## [RAW DATA]
--- start ---
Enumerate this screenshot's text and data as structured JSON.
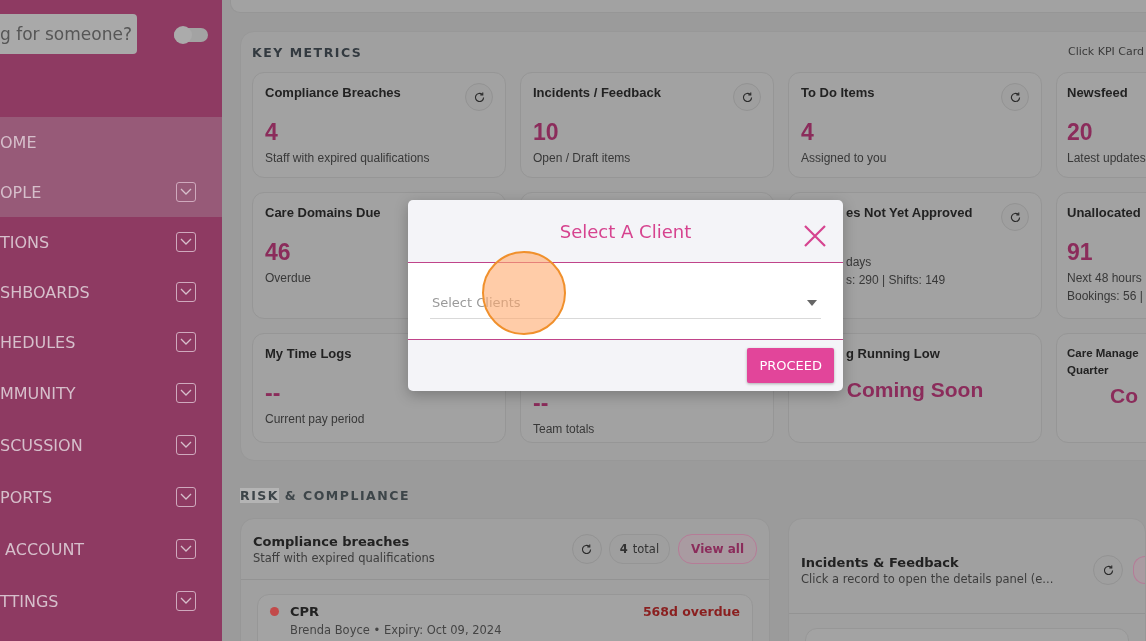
{
  "sidebar": {
    "search": {
      "placeholder": "g for someone?"
    },
    "toggle": {
      "on": false
    },
    "items": [
      {
        "label": "OME",
        "highlighted": true,
        "expandable": false
      },
      {
        "label": "OPLE",
        "highlighted": true,
        "expandable": true
      },
      {
        "label": "TIONS",
        "highlighted": false,
        "expandable": true
      },
      {
        "label": "SHBOARDS",
        "highlighted": false,
        "expandable": true
      },
      {
        "label": "HEDULES",
        "highlighted": false,
        "expandable": true
      },
      {
        "label": "MMUNITY",
        "highlighted": false,
        "expandable": true
      },
      {
        "label": "SCUSSION",
        "highlighted": false,
        "expandable": true
      },
      {
        "label": "PORTS",
        "highlighted": false,
        "expandable": true
      },
      {
        "label": " ACCOUNT",
        "highlighted": false,
        "expandable": true
      },
      {
        "label": "TTINGS",
        "highlighted": false,
        "expandable": true
      }
    ]
  },
  "key_metrics": {
    "heading": "KEY METRICS",
    "hint": "Click KPI Card",
    "cards": [
      {
        "kind": "full",
        "title": "Compliance Breaches",
        "value": "4",
        "lines": [
          "Staff with expired qualifications"
        ],
        "refresh": true
      },
      {
        "kind": "full",
        "title": "Incidents / Feedback",
        "value": "10",
        "lines": [
          "Open / Draft items"
        ],
        "refresh": true
      },
      {
        "kind": "full",
        "title": "To Do Items",
        "value": "4",
        "lines": [
          "Assigned to you"
        ],
        "refresh": true
      },
      {
        "kind": "full",
        "title": "Newsfeed",
        "value": "20",
        "lines": [
          "Latest updates"
        ],
        "refresh": false
      },
      {
        "kind": "full",
        "title": "Care Domains Due",
        "value": "46",
        "lines": [
          "Overdue"
        ],
        "refresh": false
      },
      {
        "kind": "covered",
        "refresh": false
      },
      {
        "kind": "partial",
        "title": "es Not Yet Approved",
        "lines": [
          "days",
          "s: 290 | Shifts: 149"
        ],
        "refresh": true
      },
      {
        "kind": "full",
        "title": "Unallocated",
        "value": "91",
        "lines": [
          "Next 48 hours",
          "Bookings: 56 |"
        ],
        "refresh": false
      },
      {
        "kind": "full",
        "title": "My Time Logs",
        "value": "--",
        "lines": [
          "Current pay period"
        ],
        "refresh": false
      },
      {
        "kind": "full",
        "value": "--",
        "lines": [
          "Team totals"
        ],
        "refresh": false
      },
      {
        "kind": "partial",
        "title": "g Running Low",
        "soon": "Coming Soon",
        "refresh": false
      },
      {
        "kind": "edge",
        "title": "Care Manage\nQuarter",
        "soon": "Co",
        "refresh": false
      }
    ]
  },
  "risk": {
    "heading": [
      {
        "text": "RISK",
        "selected": true
      },
      {
        "text": " & COMPLIANCE",
        "selected": false
      }
    ],
    "panels": [
      {
        "title": "Compliance breaches",
        "subtitle": "Staff with expired qualifications",
        "count": "4",
        "count_label": "total",
        "view_all": "View all",
        "items": [
          {
            "title": "CPR",
            "status": "568d overdue",
            "detail": "Brenda Boyce • Expiry: Oct 09, 2024",
            "color": "#c24a4a"
          }
        ]
      },
      {
        "title": "Incidents & Feedback",
        "subtitle": "Click a record to open the details panel (e..."
      }
    ]
  },
  "dialog": {
    "title": "Select A Client",
    "select": {
      "placeholder": "Select Clients"
    },
    "button": "PROCEED"
  }
}
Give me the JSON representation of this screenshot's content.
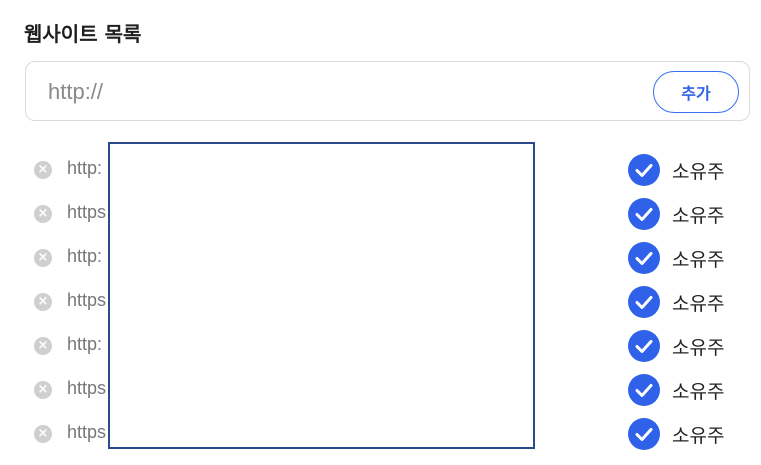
{
  "section_title": "웹사이트 목록",
  "url_input": {
    "placeholder": "http://",
    "value": ""
  },
  "add_button_label": "추가",
  "sites": [
    {
      "url": "http:",
      "status": "소유주"
    },
    {
      "url": "https",
      "status": "소유주"
    },
    {
      "url": "http:",
      "status": "소유주"
    },
    {
      "url": "https",
      "status": "소유주"
    },
    {
      "url": "http:",
      "status": "소유주"
    },
    {
      "url": "https",
      "status": "소유주"
    },
    {
      "url": "https",
      "status": "소유주"
    }
  ],
  "icons": {
    "remove": "remove-icon",
    "verified": "check-circle-icon"
  },
  "colors": {
    "accent": "#2f62e8",
    "remove_icon": "#cfcfcf"
  }
}
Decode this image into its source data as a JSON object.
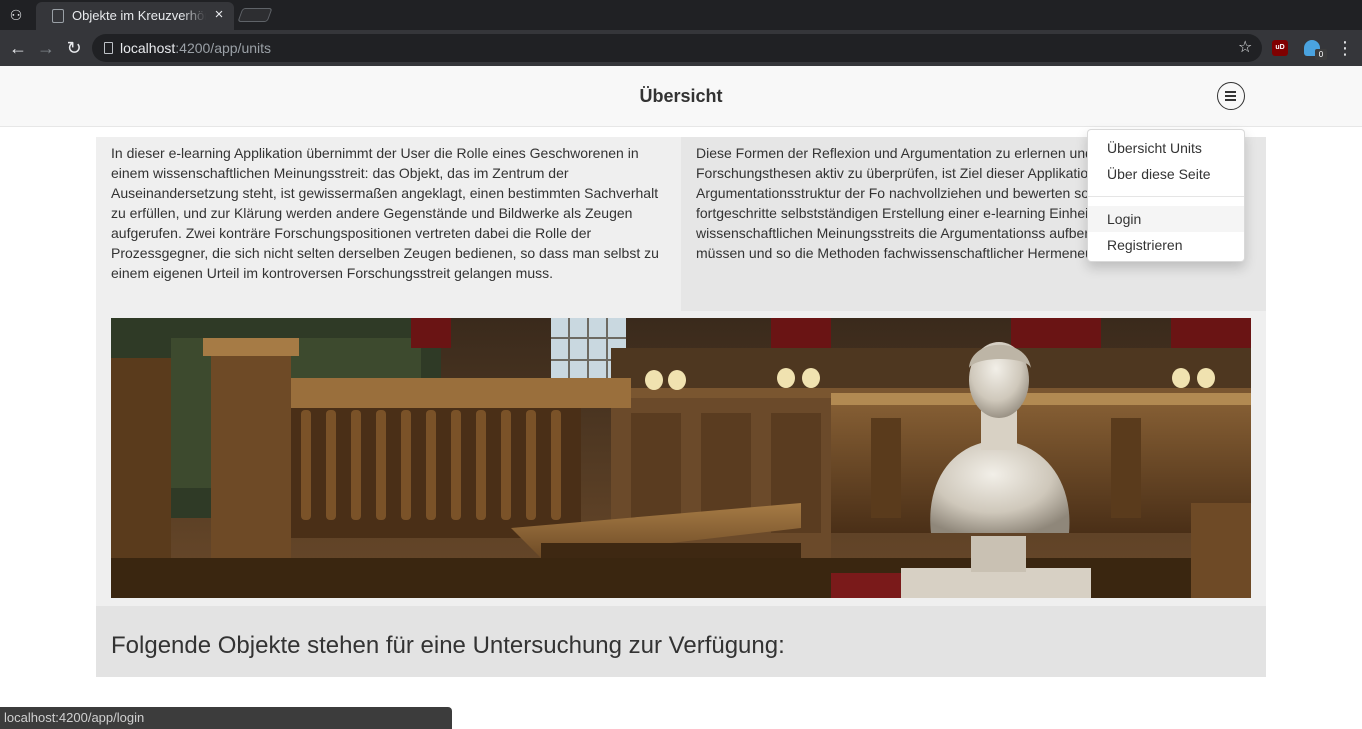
{
  "browser": {
    "tab_title": "Objekte im Kreuzverhör",
    "tab_close": "×",
    "url_host": "localhost",
    "url_path": ":4200/app/units",
    "status_url": "localhost:4200/app/login",
    "ghostery_badge": "0",
    "ublock_label": "uD"
  },
  "header": {
    "title": "Übersicht"
  },
  "intro": {
    "left_text": "In dieser e-learning Applikation übernimmt der User die Rolle eines Geschworenen in einem wissenschaftlichen Meinungsstreit: das Objekt, das im Zentrum der Auseinandersetzung steht, ist gewissermaßen angeklagt, einen bestimmten Sachverhalt zu erfüllen, und zur Klärung werden andere Gegenstände und Bildwerke als Zeugen aufgerufen. Zwei konträre Forschungspositionen vertreten dabei die Rolle der Prozessgegner, die sich nicht selten derselben Zeugen bedienen, so dass man selbst zu einem eigenen Urteil im kontroversen Forschungsstreit gelangen muss.",
    "right_text": "Diese Formen der Reflexion und Argumentation zu erlernen und umstrittenen Forschungsthesen aktiv zu überprüfen, ist Ziel dieser Applikation, wobei Anfänger die Argumentationsstruktur der Fo nachvollziehen und bewerten sollen, während die fortgeschritte selbstständigen Erstellung einer e-learning Einheit durch die m eines wissenschaftlichen Meinungsstreits die Argumentationss aufbereiten und ergänzen müssen und so die Methoden fachwissenschaftlicher Hermeneutik aktiv anwenden."
  },
  "objects": {
    "heading": "Folgende Objekte stehen für eine Untersuchung zur Verfügung:"
  },
  "dropdown": {
    "items": [
      "Übersicht Units",
      "Über diese Seite",
      "Login",
      "Registrieren"
    ]
  },
  "colors": {
    "header_bg": "#f8f8f8",
    "intro_left_bg": "#efefef",
    "intro_right_bg": "#e6e6e6",
    "objects_bg": "#e3e3e3",
    "text": "#333333"
  }
}
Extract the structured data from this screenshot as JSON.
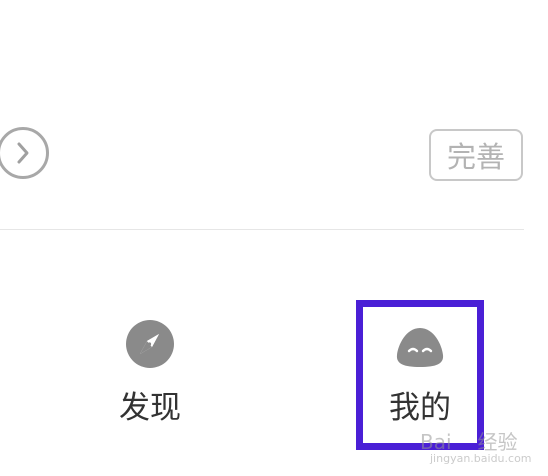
{
  "header": {
    "complete_label": "完善"
  },
  "bottom_nav": {
    "discover_label": "发现",
    "mine_label": "我的"
  },
  "watermark": {
    "brand": "Bai",
    "suffix": "经验",
    "url": "jingyan.baidu.com"
  },
  "colors": {
    "highlight": "#4a1fd6",
    "icon_gray": "#8a8a8a",
    "text": "#333333"
  },
  "icons": {
    "chevron": "chevron-right-icon",
    "discover": "compass-icon",
    "mine": "smiling-blob-icon"
  }
}
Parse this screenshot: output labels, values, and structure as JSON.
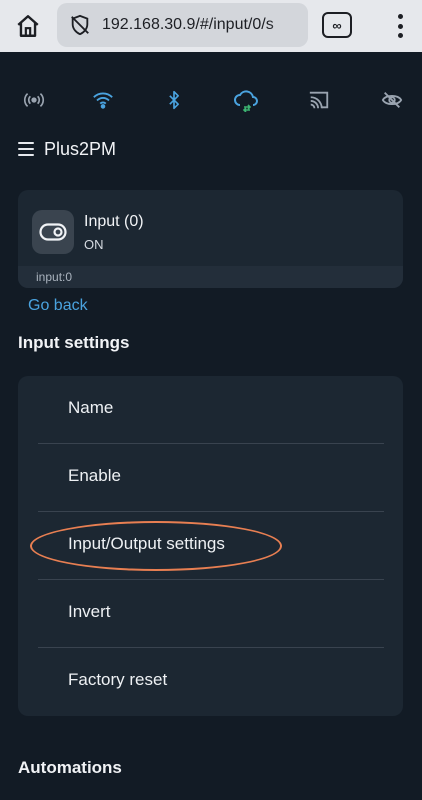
{
  "browser": {
    "url": "192.168.30.9/#/input/0/s",
    "tabs_label": "∞"
  },
  "colors": {
    "accent": "#4aa3df",
    "wifi": "#4aa3df",
    "cloud_arrows": "#3cb371",
    "highlight": "#e87f52"
  },
  "status_icons": [
    "broadcast-icon",
    "wifi-icon",
    "bluetooth-icon",
    "cloud-sync-icon",
    "cast-icon",
    "eye-off-icon"
  ],
  "device": {
    "title": "Plus2PM"
  },
  "input_card": {
    "name": "Input (0)",
    "state": "ON",
    "id_label": "input:0"
  },
  "go_back": "Go back",
  "input_settings": {
    "title": "Input settings",
    "items": [
      {
        "label": "Name"
      },
      {
        "label": "Enable"
      },
      {
        "label": "Input/Output settings"
      },
      {
        "label": "Invert"
      },
      {
        "label": "Factory reset"
      }
    ]
  },
  "automations": {
    "title": "Automations"
  }
}
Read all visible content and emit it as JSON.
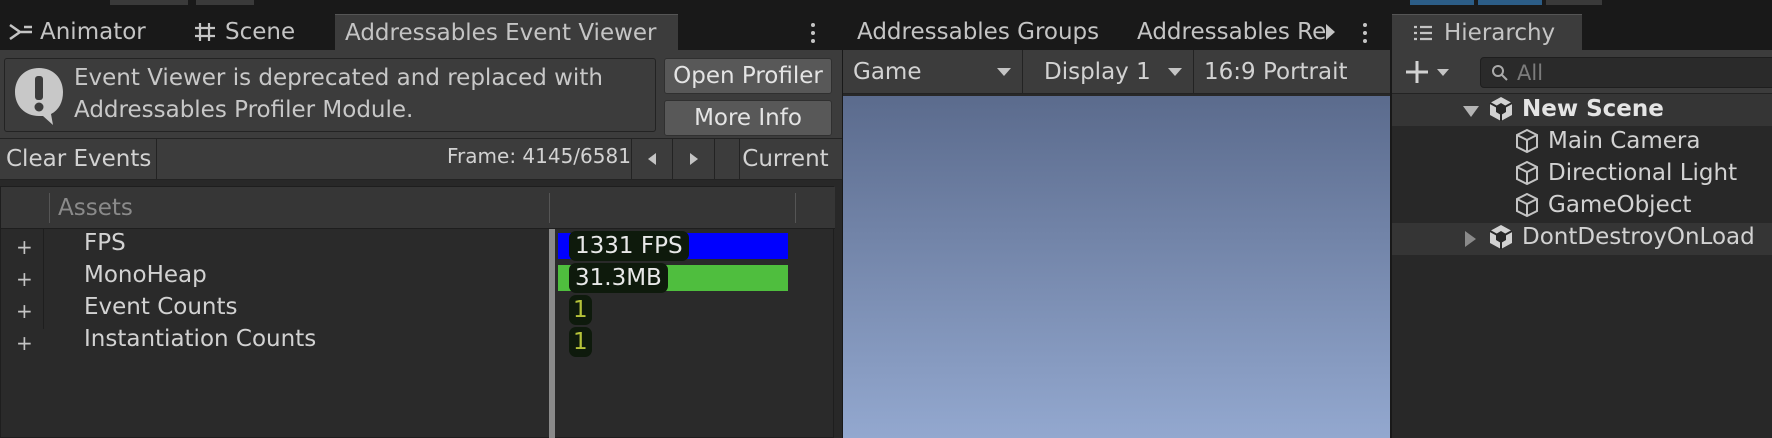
{
  "left_panel": {
    "tabs": [
      {
        "label": "Animator",
        "icon": "animator-icon"
      },
      {
        "label": "Scene",
        "icon": "grid-hash-icon"
      },
      {
        "label": "Addressables Event Viewer",
        "active": true
      }
    ],
    "warning": {
      "icon": "exclamation-bubble-icon",
      "line1": "Event Viewer is deprecated and replaced with",
      "line2": "Addressables Profiler Module."
    },
    "buttons": {
      "open_profiler": "Open Profiler",
      "more_info": "More Info"
    },
    "toolbar": {
      "clear_events": "Clear Events",
      "frame": "Frame: 4145/6581",
      "current": "Current"
    },
    "table": {
      "column_header": "Assets",
      "rows": [
        {
          "label": "FPS",
          "value": "1331 FPS",
          "bar_color": "#0000ff",
          "bar_fill": 1.0
        },
        {
          "label": "MonoHeap",
          "value": "31.3MB",
          "bar_color": "#4fbe3e",
          "bar_fill": 1.0
        },
        {
          "label": "Event Counts",
          "value": "1"
        },
        {
          "label": "Instantiation Counts",
          "value": "1"
        }
      ]
    }
  },
  "middle_panel": {
    "tabs": [
      {
        "label": "Addressables Groups"
      },
      {
        "label": "Addressables Re"
      }
    ],
    "game_toolbar": {
      "view": "Game",
      "display": "Display 1",
      "aspect": "16:9 Portrait"
    },
    "sky_colors": {
      "top": "#5b6b8d",
      "bottom": "#93a8cf"
    }
  },
  "right_panel": {
    "tab": {
      "label": "Hierarchy",
      "icon": "list-icon"
    },
    "search_placeholder": "All",
    "items": [
      {
        "label": "New Scene",
        "bold": true,
        "expanded": true
      },
      {
        "label": "Main Camera"
      },
      {
        "label": "Directional Light"
      },
      {
        "label": "GameObject"
      },
      {
        "label": "DontDestroyOnLoad",
        "expanded": false
      }
    ]
  },
  "colors": {
    "fps_bar": "#0000ff",
    "monoheap_bar": "#4fbe3e",
    "count_text": "#b5c23a"
  }
}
--- end ---
## [TASK PROMPT]
How many lines in the data contain the string "Counts"? Respond with the number only.

## [EXERCISE RESPONSE]
2